WHAT YOU NEED TO DO »
Please rewrite the records from their first line through the line containing "data-point <box>575 143 582 150</box>", inclusive, replacing "Quality indicator" with "Quality index" and changing nothing else.
-- LISTING start --
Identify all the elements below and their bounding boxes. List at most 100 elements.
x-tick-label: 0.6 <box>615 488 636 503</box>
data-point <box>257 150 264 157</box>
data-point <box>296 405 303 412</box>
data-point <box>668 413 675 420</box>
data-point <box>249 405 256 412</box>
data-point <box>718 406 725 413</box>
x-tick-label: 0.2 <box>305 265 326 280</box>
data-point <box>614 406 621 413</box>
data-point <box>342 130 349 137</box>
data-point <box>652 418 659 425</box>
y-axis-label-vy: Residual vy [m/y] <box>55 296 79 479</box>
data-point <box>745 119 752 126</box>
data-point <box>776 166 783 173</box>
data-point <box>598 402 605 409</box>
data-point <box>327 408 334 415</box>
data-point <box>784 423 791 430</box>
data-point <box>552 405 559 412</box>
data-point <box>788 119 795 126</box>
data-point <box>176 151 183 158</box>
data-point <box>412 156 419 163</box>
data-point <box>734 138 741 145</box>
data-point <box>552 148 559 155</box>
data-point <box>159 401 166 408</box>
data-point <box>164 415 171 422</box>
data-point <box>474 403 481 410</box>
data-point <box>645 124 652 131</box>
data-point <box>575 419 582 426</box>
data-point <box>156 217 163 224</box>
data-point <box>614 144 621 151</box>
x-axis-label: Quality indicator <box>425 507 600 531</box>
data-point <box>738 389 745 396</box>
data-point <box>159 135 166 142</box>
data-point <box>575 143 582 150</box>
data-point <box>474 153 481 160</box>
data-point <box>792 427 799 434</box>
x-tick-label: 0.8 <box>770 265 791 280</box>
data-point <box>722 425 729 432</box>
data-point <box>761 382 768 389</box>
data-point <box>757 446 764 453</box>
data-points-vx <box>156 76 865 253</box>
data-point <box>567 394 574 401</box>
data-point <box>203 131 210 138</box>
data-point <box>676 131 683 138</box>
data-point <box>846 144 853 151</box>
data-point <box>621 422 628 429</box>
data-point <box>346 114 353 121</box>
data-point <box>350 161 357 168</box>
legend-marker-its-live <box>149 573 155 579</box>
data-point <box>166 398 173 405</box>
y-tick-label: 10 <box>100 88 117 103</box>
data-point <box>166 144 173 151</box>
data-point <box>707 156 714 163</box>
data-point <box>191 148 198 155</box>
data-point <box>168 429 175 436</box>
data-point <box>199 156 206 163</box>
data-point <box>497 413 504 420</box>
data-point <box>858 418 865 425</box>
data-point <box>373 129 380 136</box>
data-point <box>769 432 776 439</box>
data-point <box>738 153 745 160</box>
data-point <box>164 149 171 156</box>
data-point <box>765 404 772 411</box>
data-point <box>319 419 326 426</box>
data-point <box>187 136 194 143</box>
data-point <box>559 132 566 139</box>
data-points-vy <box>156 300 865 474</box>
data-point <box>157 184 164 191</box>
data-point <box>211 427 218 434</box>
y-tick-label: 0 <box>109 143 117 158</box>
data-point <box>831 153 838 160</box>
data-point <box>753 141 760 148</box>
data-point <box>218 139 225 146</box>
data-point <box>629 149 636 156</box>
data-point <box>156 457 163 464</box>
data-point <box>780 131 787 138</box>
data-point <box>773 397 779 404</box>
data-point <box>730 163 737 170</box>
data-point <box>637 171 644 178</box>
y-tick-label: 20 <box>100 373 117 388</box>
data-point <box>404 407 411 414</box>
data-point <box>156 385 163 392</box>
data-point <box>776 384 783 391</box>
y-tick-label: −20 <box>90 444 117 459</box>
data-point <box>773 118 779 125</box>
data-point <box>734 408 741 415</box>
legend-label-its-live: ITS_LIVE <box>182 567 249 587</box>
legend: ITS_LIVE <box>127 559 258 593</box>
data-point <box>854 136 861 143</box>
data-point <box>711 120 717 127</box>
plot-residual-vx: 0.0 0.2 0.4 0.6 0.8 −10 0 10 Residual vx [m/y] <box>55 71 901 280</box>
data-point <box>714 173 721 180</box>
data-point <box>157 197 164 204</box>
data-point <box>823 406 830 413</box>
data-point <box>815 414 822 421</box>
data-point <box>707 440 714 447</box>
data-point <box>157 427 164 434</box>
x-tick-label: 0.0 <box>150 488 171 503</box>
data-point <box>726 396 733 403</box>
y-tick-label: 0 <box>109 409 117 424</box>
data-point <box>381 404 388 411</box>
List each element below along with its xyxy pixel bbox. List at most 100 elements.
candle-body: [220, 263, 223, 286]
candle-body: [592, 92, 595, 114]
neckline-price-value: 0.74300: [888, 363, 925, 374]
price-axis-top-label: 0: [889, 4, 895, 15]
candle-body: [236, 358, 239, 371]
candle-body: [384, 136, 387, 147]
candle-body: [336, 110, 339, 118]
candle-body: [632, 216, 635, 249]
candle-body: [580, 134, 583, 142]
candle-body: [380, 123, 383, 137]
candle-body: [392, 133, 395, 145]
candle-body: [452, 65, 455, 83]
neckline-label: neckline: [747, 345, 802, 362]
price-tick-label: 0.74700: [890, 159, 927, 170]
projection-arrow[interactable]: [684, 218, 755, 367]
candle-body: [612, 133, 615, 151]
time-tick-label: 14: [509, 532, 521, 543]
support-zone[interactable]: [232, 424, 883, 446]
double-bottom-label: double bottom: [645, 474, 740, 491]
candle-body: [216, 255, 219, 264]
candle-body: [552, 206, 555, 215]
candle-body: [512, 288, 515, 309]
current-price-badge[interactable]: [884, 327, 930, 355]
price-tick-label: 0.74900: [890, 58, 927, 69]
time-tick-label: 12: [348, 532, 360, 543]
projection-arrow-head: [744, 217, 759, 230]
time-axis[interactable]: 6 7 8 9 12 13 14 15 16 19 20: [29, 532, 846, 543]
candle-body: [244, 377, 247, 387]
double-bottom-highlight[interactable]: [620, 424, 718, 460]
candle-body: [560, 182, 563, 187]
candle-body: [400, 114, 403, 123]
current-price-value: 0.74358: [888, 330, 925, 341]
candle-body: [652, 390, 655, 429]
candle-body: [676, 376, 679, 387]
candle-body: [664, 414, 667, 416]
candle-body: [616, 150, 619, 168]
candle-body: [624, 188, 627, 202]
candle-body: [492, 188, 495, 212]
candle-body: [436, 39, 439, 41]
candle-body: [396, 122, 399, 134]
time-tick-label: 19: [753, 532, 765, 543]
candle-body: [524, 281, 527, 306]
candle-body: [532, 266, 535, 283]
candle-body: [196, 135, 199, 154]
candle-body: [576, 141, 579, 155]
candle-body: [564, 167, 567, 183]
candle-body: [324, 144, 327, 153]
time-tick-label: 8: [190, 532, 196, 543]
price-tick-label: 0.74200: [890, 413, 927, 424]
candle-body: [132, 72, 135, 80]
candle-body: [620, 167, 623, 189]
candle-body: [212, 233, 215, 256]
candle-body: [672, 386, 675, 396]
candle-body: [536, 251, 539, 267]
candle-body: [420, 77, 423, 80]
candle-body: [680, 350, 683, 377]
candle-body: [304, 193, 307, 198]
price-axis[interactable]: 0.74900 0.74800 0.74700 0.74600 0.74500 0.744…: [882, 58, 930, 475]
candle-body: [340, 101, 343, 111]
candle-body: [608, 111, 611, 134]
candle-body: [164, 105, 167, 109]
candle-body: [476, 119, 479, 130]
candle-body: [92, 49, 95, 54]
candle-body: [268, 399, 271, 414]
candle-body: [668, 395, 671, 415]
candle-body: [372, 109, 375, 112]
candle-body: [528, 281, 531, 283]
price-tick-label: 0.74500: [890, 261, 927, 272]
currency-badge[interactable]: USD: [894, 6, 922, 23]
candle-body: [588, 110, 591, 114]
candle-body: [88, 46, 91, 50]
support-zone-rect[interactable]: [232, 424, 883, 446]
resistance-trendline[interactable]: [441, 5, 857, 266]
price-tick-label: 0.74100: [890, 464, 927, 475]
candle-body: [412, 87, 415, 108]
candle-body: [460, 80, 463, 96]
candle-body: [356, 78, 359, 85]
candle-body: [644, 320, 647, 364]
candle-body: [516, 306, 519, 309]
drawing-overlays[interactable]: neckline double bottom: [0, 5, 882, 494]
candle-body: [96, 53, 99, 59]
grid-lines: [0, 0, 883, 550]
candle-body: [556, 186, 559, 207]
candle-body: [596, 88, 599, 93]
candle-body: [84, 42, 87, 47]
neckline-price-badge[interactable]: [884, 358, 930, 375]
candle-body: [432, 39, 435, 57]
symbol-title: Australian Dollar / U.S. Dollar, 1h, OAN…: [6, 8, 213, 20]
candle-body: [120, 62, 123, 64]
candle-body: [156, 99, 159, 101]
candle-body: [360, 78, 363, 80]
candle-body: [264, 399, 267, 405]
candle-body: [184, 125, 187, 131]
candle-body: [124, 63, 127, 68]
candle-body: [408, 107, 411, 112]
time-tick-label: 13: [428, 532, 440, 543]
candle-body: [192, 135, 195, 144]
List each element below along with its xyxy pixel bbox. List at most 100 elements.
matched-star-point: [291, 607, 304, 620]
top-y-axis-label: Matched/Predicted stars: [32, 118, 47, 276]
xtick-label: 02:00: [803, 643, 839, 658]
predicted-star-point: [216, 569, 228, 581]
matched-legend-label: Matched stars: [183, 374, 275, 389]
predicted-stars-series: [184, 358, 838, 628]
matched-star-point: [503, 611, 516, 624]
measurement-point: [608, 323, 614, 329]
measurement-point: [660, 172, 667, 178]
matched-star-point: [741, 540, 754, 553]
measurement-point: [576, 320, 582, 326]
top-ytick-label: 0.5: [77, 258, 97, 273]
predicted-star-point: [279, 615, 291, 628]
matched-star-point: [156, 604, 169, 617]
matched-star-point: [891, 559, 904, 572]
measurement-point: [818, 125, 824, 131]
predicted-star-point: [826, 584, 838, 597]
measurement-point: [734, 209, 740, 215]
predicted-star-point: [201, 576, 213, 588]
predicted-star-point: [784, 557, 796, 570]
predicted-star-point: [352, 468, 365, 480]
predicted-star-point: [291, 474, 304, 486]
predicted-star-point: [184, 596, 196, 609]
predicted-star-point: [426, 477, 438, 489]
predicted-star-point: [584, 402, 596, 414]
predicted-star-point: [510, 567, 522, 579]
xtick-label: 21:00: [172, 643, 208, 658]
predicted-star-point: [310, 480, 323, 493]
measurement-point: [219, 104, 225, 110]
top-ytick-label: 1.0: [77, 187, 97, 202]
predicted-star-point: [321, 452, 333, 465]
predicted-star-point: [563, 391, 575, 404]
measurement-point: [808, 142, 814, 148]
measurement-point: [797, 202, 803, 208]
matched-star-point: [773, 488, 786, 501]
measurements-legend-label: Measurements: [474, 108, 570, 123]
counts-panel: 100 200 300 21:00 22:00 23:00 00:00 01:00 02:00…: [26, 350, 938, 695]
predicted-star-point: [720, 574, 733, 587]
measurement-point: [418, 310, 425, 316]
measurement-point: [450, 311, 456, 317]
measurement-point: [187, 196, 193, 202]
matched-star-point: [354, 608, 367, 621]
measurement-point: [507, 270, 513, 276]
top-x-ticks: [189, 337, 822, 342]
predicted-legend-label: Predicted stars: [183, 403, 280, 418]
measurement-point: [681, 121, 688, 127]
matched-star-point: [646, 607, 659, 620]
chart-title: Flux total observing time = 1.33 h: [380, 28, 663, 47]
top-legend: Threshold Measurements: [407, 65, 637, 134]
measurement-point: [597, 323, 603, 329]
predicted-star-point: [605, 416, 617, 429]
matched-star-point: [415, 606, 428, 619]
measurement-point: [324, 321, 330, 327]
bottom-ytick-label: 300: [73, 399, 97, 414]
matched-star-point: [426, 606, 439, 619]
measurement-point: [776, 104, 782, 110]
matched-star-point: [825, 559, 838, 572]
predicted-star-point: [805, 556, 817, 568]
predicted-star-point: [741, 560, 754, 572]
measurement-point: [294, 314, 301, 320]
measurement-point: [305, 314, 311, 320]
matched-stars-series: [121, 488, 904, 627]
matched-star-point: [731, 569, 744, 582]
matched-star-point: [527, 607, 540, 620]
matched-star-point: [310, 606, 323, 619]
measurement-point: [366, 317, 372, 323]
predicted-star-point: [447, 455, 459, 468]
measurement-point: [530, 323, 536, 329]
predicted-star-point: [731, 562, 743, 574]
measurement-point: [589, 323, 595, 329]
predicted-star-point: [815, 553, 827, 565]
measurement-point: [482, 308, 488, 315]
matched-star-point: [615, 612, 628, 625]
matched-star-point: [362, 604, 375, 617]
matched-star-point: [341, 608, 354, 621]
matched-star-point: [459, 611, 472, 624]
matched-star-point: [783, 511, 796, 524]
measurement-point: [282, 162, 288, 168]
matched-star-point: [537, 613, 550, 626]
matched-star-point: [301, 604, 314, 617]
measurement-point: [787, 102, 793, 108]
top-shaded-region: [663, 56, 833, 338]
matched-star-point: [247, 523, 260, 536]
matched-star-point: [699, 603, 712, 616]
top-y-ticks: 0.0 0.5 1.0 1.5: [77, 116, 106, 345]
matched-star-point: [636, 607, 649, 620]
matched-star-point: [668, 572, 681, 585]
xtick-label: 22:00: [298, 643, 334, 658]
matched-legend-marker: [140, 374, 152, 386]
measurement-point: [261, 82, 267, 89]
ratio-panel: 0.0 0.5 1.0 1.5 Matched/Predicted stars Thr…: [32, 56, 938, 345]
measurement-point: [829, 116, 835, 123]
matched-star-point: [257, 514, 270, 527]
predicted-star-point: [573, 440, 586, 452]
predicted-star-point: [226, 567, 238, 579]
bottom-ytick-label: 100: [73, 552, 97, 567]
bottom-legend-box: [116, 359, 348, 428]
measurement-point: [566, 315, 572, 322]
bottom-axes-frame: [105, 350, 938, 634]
-- LISTING end --
TASK SOLUTION »
Identify all the elements below and their bounding boxes. List at most 100 elements.
x-tick-label: 0.6 <box>615 488 636 503</box>
data-point <box>257 150 264 157</box>
data-point <box>296 405 303 412</box>
data-point <box>668 413 675 420</box>
data-point <box>249 405 256 412</box>
data-point <box>718 406 725 413</box>
x-tick-label: 0.2 <box>305 265 326 280</box>
data-point <box>614 406 621 413</box>
data-point <box>342 130 349 137</box>
data-point <box>652 418 659 425</box>
y-axis-label-vy: Residual vy [m/y] <box>55 296 79 479</box>
data-point <box>745 119 752 126</box>
data-point <box>776 166 783 173</box>
data-point <box>598 402 605 409</box>
data-point <box>327 408 334 415</box>
data-point <box>784 423 791 430</box>
data-point <box>552 405 559 412</box>
data-point <box>788 119 795 126</box>
data-point <box>176 151 183 158</box>
data-point <box>412 156 419 163</box>
data-point <box>734 138 741 145</box>
data-point <box>552 148 559 155</box>
data-point <box>159 401 166 408</box>
data-point <box>164 415 171 422</box>
data-point <box>474 403 481 410</box>
data-point <box>645 124 652 131</box>
data-point <box>575 419 582 426</box>
data-point <box>156 217 163 224</box>
data-point <box>614 144 621 151</box>
x-axis-label: Quality index <box>425 507 600 531</box>
data-point <box>738 389 745 396</box>
data-point <box>159 135 166 142</box>
data-point <box>575 143 582 150</box>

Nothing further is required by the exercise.